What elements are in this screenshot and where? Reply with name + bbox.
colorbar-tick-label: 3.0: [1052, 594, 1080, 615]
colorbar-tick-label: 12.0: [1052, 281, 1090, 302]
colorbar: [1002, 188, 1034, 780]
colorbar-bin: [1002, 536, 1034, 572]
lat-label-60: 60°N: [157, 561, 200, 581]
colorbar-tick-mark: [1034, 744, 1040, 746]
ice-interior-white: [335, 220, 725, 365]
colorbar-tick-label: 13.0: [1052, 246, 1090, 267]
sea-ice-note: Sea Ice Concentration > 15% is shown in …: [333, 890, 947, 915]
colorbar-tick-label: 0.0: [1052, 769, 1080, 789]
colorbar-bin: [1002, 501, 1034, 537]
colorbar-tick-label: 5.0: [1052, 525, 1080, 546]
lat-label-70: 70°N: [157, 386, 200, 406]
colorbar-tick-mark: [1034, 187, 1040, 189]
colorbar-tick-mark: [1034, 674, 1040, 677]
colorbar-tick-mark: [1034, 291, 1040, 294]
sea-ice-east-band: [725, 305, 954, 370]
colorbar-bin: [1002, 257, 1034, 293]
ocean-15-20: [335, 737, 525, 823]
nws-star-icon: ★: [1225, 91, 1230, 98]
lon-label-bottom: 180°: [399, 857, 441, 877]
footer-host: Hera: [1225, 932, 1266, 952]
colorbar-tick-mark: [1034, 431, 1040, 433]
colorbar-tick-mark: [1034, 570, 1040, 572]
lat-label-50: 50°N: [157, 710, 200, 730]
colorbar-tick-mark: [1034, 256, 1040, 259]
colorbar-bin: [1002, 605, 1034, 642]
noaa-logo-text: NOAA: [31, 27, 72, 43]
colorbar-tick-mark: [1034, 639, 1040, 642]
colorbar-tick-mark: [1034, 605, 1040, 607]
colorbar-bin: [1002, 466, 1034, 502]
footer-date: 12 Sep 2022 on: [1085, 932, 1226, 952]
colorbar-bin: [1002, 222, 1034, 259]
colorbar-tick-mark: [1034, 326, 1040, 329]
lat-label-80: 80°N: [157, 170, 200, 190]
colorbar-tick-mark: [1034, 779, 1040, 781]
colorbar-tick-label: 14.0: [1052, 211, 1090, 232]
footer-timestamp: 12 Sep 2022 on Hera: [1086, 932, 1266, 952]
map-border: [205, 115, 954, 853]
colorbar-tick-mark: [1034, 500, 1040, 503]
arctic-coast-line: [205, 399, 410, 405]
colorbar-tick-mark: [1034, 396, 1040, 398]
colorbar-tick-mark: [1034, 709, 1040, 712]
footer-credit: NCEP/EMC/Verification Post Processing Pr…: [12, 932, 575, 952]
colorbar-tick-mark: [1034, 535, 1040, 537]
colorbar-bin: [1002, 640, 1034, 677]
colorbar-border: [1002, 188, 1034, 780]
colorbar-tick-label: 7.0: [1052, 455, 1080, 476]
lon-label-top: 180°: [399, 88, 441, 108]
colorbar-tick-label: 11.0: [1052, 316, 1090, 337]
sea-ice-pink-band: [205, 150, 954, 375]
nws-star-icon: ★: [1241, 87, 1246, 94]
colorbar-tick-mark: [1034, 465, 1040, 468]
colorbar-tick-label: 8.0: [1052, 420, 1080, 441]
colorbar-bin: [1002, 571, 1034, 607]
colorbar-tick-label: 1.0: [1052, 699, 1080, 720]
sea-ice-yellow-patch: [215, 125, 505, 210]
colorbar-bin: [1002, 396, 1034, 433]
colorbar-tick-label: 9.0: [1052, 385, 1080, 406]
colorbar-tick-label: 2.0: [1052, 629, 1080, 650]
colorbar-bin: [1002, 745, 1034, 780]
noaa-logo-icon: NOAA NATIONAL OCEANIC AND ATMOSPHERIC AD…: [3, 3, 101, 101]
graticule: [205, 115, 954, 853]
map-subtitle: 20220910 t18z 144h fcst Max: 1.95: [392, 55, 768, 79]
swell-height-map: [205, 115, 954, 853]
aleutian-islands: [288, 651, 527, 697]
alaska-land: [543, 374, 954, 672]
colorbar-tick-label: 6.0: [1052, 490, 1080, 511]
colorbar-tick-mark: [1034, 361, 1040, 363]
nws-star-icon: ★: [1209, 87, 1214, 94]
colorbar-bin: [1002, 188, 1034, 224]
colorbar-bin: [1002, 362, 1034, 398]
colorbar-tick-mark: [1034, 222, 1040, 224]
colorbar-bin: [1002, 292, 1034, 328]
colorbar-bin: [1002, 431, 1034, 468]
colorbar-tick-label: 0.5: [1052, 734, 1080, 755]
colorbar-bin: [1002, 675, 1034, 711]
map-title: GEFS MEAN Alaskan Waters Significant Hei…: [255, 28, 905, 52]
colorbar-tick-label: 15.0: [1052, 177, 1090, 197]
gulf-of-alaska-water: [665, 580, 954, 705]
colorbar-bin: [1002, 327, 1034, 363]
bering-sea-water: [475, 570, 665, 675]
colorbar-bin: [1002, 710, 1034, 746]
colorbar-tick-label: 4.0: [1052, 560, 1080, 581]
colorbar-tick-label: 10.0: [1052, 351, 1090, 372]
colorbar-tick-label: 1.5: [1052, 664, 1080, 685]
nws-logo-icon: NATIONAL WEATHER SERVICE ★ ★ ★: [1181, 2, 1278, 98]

•••

> _YOUR GOAL_: Pull out every line of the records above that contains the string "logo". Copy those lines without changes.

> _TASK SOLUTION_:
noaa-logo-text: NOAA: [31, 27, 72, 43]
noaa-logo-icon: NOAA NATIONAL OCEANIC AND ATMOSPHERIC AD…: [3, 3, 101, 101]
nws-logo-icon: NATIONAL WEATHER SERVICE ★ ★ ★: [1181, 2, 1278, 98]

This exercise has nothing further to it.